___ Provided material ___

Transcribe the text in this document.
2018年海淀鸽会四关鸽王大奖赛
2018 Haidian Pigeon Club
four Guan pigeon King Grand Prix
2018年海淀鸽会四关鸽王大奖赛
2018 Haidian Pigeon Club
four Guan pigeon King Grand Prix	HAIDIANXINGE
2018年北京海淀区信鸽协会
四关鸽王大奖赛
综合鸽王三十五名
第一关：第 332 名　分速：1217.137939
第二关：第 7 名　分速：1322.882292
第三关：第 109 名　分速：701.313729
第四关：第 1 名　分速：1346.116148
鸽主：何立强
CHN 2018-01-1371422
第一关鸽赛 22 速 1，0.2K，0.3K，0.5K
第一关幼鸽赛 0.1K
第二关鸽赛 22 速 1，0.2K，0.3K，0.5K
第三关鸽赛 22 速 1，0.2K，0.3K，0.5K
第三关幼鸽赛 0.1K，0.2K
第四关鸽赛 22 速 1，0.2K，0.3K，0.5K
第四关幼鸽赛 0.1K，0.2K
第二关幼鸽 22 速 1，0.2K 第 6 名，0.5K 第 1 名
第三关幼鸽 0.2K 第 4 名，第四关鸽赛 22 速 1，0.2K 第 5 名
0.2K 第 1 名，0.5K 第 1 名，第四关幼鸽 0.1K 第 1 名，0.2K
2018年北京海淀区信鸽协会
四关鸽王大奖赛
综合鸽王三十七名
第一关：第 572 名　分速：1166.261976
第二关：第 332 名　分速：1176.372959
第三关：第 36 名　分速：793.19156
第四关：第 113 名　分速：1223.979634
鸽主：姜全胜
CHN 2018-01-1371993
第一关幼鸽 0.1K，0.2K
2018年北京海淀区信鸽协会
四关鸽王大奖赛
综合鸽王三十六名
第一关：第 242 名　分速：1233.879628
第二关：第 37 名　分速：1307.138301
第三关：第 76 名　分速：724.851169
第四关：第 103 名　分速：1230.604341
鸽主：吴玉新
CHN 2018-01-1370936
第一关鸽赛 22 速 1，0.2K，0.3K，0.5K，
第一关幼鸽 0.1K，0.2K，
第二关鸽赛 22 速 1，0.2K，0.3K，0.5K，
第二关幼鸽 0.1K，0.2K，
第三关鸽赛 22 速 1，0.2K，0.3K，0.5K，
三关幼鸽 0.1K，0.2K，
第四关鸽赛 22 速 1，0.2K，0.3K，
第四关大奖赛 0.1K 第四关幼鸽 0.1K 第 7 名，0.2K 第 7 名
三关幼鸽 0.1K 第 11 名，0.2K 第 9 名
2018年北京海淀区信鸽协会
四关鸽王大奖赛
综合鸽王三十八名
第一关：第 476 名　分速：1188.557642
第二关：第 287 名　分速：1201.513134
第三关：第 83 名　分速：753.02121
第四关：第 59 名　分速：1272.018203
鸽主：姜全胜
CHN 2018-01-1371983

___

Exercise objective: Scan the listing above for the word "Prix" and show each line where it is found.

Solution for this problem:
four Guan pigeon King Grand Prix
four Guan pigeon King Grand Prix	HAIDIANXINGE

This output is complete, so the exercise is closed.